## Set problem
Where a line of the material contains the string "Congregant", copy that line.

Collection entries:
▬▬▬

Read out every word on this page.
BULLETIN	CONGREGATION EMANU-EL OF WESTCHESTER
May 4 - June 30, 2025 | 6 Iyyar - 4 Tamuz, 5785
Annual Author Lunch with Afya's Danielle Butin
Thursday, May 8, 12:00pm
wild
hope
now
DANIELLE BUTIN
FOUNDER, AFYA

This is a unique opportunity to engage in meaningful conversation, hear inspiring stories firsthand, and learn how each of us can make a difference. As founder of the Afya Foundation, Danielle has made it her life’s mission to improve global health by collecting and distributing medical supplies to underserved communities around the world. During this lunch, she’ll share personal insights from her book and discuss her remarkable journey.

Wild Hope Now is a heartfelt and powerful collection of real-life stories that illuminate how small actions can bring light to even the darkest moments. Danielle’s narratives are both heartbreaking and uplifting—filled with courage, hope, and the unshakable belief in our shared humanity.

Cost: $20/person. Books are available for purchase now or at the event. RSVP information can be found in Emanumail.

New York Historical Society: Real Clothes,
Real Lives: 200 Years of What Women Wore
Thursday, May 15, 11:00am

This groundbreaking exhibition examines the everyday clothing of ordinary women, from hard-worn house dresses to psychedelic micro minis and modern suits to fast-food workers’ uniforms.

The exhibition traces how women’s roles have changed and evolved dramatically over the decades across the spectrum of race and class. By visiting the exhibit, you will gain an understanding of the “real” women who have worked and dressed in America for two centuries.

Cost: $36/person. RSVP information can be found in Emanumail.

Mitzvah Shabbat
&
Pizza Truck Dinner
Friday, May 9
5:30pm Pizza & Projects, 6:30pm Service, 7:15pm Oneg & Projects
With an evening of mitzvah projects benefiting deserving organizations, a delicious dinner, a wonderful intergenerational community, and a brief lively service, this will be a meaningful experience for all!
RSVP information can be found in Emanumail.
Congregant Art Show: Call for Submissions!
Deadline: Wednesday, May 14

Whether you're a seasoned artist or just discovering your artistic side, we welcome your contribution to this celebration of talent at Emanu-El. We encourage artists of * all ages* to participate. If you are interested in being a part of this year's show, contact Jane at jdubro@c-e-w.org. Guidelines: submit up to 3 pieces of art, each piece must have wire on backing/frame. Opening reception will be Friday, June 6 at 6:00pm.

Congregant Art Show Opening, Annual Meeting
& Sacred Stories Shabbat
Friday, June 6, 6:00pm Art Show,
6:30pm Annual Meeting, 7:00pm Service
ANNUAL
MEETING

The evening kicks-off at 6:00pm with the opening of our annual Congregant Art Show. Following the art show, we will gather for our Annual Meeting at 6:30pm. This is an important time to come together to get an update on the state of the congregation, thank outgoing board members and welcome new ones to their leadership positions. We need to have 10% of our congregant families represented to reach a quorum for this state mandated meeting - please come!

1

▬▬▬

## Result
Congregant Art Show: Call for Submissions!
Congregant Art Show Opening, Annual Meeting
The evening kicks-off at 6:00pm with the opening of our annual Congregant Art Show. Following the art show, we will gather for our Annual Meeting at 6:30pm. This is an important time to come together to get an update on the state of the congregation, thank outgoing board members and welcome new ones to their leadership positions. We need to have 10% of our congregant families represented to reach a quorum for this state mandated meeting - please come!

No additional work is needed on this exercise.